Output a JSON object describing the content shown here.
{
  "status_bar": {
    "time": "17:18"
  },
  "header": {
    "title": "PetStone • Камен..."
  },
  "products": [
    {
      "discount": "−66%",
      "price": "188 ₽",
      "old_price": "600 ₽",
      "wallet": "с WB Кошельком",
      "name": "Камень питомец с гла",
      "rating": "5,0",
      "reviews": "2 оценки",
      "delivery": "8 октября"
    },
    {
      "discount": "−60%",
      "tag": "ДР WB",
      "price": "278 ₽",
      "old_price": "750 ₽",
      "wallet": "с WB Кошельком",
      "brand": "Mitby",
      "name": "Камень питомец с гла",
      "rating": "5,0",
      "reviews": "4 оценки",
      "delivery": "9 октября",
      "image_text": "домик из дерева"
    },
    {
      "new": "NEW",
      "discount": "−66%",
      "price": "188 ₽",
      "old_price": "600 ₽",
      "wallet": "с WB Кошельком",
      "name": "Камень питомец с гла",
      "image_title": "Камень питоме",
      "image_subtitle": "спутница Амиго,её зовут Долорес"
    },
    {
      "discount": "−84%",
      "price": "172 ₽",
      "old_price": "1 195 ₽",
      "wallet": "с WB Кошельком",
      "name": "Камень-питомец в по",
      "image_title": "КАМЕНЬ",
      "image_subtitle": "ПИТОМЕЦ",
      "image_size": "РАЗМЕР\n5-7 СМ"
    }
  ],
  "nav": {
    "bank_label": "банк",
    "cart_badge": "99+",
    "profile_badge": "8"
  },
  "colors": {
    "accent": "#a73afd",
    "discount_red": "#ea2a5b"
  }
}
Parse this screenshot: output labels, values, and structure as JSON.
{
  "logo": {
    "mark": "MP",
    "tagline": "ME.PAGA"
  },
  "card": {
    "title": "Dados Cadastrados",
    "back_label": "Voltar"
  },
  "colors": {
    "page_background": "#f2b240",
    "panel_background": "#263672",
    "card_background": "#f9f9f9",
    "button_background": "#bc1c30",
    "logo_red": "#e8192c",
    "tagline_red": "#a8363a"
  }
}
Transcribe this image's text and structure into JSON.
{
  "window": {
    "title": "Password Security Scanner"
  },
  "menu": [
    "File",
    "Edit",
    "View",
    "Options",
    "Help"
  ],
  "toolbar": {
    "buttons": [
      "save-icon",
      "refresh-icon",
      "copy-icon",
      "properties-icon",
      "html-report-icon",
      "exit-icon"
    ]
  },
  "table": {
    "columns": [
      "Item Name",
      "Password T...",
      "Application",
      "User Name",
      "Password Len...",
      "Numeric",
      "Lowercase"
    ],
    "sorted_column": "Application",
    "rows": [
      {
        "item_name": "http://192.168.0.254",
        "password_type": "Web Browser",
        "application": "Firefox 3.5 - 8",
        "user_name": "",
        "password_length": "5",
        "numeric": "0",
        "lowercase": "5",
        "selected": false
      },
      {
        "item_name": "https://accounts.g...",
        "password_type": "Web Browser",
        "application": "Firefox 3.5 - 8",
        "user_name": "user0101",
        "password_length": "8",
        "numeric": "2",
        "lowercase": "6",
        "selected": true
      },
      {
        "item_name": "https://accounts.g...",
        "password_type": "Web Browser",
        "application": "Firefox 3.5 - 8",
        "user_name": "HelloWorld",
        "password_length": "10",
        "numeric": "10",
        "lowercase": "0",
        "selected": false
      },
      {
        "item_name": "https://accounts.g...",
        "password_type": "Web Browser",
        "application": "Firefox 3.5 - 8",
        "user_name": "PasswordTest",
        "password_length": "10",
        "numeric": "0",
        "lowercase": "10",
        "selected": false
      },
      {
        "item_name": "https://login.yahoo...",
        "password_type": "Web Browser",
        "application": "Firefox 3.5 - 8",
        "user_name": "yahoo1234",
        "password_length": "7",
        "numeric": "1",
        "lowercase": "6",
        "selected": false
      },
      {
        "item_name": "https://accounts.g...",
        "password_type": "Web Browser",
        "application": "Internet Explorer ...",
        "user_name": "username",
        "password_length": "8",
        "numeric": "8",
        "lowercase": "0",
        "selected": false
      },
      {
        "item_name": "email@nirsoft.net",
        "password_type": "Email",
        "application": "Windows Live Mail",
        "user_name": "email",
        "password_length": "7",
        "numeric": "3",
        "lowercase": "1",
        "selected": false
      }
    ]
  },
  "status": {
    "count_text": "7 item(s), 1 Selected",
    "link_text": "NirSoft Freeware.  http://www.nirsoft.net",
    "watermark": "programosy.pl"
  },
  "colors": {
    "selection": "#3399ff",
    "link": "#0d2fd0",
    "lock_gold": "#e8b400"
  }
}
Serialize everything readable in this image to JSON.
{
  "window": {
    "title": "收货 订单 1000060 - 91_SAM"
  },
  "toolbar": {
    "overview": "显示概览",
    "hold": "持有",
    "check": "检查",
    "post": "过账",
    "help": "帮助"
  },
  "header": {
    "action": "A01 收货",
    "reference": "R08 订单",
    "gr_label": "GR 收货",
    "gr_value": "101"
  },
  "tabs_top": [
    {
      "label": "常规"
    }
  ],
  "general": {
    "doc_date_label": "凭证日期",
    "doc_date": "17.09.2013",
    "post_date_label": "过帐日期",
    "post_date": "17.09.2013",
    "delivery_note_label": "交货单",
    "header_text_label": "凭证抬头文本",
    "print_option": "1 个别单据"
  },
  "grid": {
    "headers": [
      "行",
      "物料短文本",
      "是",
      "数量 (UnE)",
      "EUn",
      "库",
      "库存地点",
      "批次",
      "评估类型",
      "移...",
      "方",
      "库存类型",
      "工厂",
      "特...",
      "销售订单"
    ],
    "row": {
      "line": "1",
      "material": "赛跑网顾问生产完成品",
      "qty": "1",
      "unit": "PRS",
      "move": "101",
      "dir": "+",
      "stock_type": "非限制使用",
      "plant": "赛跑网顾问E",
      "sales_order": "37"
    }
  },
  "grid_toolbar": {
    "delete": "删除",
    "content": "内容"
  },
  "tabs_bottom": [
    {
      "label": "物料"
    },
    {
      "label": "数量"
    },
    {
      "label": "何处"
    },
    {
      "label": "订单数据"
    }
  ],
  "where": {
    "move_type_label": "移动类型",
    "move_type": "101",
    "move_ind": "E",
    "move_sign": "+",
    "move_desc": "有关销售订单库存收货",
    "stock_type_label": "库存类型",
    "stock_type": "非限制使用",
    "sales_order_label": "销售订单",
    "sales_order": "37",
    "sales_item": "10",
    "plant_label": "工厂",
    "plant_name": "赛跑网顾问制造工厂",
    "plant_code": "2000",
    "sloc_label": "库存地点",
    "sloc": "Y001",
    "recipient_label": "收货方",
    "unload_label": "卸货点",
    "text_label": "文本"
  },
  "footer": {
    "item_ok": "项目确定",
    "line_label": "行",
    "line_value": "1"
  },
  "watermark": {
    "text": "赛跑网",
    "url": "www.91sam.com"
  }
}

################

Of all the lines in the listing above, how many include "content"? Write only the number.

▶ EXERCISE OUTPUT: 2